Lookup operations have two parts: first scan the list to find the right tree, and then search the tree for the right element. Given an index, the first step is just a matter of skipping trees and subtracting their weights from the index

fun lookup (i, []) = raise Subscript
  | lookup (i, (w, t) :: ts) =
      if i < w then lookupTree (w, i, t)
      else lookup (i - w, ts);
> val 'a lookup = fn : int * (int * 'a tree) list -> 'a

Searching the tree is similar to other tree searches we've seen, but it uses the subscript to search the tree in preorder, i.e., ordered root node first, then everything to the left, the everything to the right

fun lookupTree (1, 0, Lf x) = x
  | lookupTree (1, i, Lf x) = raise Subscript
  | lookupTree (w, 0, Br(x, t1, t2)) = x
  | lookupTree (w, i, Br(x, t1, t2)) =
      if i <= w div 2 then lookupTree (w div 2, i-1, t1)
      else lookupTree (w div 2, i-1 - w div 2, t2);
> val 'a lookupTree = fn : int * int * 'a tree -> 'a

Update

Update is very similar, but it makes copies as it goes

fun updateTree (1, 0, y, Lf x) = Lf y
  | updateTree (1, i, y, Lf x) = raise Subscript
  | updateTree (w, 0, y, Br(x, t1, t2)) = Br(y, t1, t2)
  | updateTree (w, i, y, Br(x, t1, t2)) =
      if i <= w div 2
        then Br(x, updateTree (w div 2, i-1, y, t1), t2)
        else Br(x, t1, updateTree (w div 2, i-1 - w div 2, y, t2))

fun update (i, y, []) = raise Subscript
  | update (i, y, (w, t) :: ts) =
      if i < w then (w, updateTree (w, i, y, t)) :: ts
      else (w, t) :: update (i-w, y, ts);
> val 'a updateTree = fn : int * int * 'a * 'a tree -> 'a tree
  val 'a update = fn : int * 'a * (int * 'a tree) list ->
      (int * 'a tree) list

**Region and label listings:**
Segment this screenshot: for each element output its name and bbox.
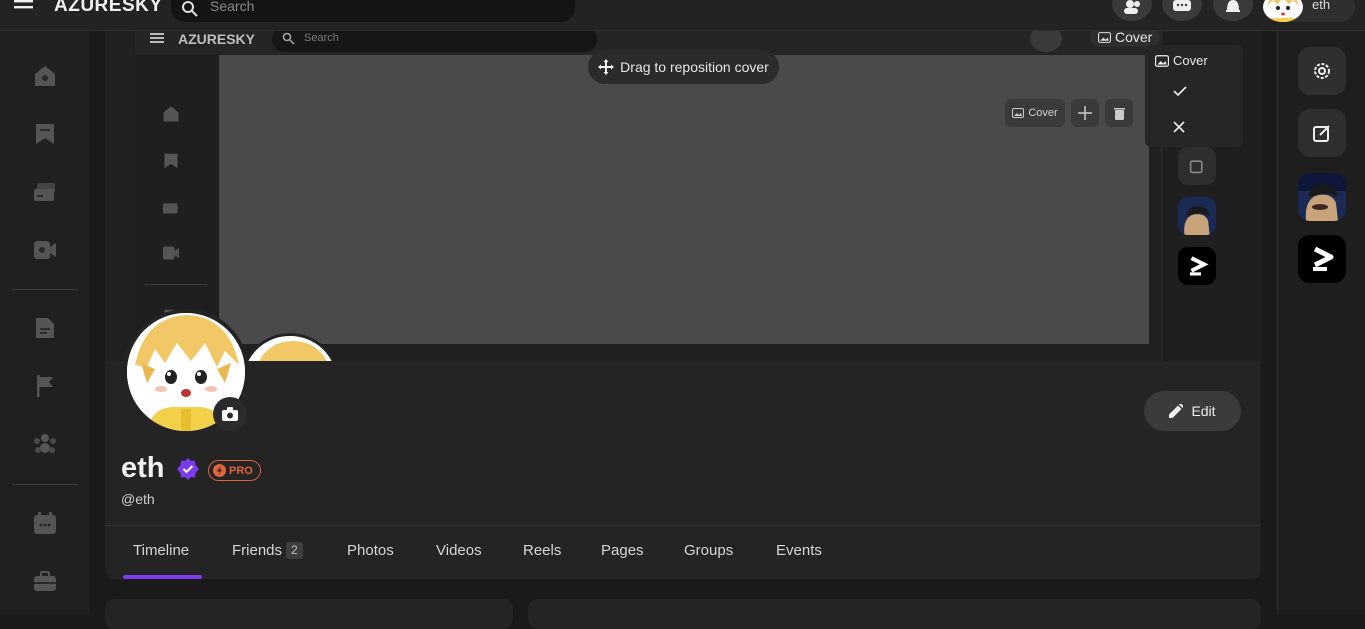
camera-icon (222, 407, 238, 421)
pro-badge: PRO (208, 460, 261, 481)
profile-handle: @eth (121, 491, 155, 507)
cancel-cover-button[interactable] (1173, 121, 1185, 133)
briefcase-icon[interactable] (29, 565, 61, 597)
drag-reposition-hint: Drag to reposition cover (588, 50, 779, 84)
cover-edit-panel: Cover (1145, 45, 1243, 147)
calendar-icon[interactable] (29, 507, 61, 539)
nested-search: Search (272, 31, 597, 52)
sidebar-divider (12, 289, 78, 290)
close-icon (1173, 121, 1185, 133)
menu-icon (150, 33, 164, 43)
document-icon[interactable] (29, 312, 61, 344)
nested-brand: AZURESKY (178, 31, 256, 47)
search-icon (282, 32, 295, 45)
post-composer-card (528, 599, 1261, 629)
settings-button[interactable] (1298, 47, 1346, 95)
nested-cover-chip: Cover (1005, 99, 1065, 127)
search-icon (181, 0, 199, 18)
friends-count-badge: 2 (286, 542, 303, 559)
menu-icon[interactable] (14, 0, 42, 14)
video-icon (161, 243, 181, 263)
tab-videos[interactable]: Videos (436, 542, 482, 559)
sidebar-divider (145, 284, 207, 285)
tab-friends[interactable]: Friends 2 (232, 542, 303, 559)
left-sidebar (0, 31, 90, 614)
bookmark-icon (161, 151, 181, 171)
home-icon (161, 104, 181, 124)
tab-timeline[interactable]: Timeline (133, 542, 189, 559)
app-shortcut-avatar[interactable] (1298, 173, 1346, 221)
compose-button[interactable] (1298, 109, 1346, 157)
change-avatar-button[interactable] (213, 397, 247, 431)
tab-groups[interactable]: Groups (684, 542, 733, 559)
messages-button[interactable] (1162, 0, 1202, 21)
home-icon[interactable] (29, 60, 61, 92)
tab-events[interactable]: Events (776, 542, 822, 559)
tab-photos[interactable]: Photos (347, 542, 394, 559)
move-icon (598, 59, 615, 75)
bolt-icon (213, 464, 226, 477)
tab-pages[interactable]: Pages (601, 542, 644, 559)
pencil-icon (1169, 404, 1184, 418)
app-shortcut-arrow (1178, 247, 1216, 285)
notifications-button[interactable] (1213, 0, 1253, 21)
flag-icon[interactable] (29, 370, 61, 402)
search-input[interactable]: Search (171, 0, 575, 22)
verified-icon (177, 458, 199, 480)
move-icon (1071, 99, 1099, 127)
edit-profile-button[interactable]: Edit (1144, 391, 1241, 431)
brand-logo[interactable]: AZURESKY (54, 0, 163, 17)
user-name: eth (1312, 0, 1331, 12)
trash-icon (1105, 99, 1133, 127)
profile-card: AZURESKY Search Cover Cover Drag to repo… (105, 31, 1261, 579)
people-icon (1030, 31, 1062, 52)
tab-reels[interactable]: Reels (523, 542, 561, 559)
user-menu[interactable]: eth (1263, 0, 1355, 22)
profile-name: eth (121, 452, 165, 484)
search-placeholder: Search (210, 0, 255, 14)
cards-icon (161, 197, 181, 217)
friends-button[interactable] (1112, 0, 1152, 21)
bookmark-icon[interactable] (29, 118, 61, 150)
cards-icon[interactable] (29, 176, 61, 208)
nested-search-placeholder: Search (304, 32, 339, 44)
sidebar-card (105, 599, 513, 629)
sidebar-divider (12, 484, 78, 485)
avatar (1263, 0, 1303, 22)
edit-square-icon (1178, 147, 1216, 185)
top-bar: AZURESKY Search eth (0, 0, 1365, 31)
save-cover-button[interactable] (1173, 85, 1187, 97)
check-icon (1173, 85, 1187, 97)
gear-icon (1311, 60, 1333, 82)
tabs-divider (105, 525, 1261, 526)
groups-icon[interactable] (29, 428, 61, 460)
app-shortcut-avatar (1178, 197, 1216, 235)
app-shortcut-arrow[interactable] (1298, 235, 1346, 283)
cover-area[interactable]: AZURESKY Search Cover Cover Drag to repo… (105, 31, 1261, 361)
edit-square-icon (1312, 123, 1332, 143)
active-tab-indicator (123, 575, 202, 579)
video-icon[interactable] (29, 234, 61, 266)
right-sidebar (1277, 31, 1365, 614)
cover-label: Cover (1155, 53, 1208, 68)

* * *

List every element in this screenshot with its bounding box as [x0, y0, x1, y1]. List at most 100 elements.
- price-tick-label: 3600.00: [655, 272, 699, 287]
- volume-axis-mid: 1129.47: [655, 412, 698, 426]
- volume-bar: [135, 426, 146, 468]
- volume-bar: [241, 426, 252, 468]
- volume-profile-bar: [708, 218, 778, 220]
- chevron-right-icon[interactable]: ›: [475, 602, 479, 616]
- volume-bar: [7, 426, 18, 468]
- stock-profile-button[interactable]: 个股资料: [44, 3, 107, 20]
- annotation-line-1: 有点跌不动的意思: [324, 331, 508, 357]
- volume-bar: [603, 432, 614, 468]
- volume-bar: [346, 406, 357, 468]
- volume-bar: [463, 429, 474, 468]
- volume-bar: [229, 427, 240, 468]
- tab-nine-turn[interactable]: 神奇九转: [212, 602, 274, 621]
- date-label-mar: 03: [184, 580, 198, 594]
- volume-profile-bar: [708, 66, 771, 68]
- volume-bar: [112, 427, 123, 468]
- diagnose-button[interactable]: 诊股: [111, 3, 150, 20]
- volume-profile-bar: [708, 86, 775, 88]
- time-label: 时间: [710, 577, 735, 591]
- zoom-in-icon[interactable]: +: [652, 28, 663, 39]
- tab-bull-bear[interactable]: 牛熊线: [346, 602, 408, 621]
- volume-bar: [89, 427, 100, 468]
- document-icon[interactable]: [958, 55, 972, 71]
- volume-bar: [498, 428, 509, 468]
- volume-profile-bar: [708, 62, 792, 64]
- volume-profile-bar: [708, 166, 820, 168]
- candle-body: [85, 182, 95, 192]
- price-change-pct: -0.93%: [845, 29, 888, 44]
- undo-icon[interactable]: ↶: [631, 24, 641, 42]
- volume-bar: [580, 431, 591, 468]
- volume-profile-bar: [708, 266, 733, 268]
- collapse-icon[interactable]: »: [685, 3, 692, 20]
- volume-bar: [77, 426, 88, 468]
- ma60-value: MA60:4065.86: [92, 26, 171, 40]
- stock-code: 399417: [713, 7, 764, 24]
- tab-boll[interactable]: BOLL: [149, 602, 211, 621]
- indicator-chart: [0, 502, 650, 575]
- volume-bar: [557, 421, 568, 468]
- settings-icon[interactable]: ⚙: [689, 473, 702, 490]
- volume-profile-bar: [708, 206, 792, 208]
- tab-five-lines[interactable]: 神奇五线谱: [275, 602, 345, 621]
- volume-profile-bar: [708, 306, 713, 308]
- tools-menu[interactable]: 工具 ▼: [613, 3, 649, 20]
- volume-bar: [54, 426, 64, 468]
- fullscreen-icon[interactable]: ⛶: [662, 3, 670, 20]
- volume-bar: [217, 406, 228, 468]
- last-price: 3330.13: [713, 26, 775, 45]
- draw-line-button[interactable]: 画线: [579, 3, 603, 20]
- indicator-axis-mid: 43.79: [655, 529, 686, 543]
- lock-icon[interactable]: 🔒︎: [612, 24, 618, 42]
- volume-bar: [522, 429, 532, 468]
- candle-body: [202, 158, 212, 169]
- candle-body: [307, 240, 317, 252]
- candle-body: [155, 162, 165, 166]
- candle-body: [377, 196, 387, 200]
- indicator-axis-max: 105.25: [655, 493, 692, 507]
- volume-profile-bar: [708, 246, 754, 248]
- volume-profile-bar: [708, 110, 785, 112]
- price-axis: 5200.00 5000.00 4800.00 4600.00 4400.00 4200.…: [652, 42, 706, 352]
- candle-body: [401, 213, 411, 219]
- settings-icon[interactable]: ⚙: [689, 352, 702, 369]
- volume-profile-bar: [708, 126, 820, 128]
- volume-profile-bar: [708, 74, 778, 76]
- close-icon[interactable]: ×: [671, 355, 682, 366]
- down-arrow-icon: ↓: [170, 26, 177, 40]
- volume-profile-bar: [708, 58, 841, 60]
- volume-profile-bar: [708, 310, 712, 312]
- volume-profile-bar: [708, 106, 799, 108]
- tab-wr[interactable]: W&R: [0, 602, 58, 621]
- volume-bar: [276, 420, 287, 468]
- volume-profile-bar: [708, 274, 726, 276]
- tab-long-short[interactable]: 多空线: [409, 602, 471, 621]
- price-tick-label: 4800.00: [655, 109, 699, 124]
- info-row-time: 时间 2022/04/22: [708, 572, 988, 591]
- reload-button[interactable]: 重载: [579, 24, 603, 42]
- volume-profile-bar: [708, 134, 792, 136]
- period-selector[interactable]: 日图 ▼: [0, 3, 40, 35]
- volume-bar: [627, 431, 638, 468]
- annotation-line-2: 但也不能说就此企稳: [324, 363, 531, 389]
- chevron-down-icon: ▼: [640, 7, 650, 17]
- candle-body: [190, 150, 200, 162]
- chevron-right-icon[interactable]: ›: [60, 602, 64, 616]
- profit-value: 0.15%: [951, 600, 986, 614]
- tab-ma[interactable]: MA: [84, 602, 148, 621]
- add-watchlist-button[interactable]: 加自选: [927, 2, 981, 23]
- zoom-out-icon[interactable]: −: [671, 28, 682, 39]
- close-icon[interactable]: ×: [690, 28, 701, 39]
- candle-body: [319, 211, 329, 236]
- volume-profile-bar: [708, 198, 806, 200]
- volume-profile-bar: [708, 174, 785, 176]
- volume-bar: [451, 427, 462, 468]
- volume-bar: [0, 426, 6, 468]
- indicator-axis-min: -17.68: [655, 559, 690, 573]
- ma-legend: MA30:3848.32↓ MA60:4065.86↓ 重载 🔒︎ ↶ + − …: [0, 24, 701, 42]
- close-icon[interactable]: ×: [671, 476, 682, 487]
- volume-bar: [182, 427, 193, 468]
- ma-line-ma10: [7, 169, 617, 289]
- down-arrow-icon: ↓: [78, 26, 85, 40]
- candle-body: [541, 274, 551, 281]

**What is asked:**
From the excerpt on tree lookup and update, reproduce word for word the passage that opens with "Update is very" and closes with "y, t1), t2)". None of these items are needed.

**Complete output:**
Update is very similar, but it makes copies as it goes

fun updateTree (1, 0, y, Lf x) = Lf y
  | updateTree (1, i, y, Lf x) = raise Subscript
  | updateTree (w, 0, y, Br(x, t1, t2)) = Br(y, t1, t2)
  | updateTree (w, i, y, Br(x, t1, t2)) =
      if i <= w div 2
        then Br(x, updateTree (w div 2, i-1, y, t1), t2)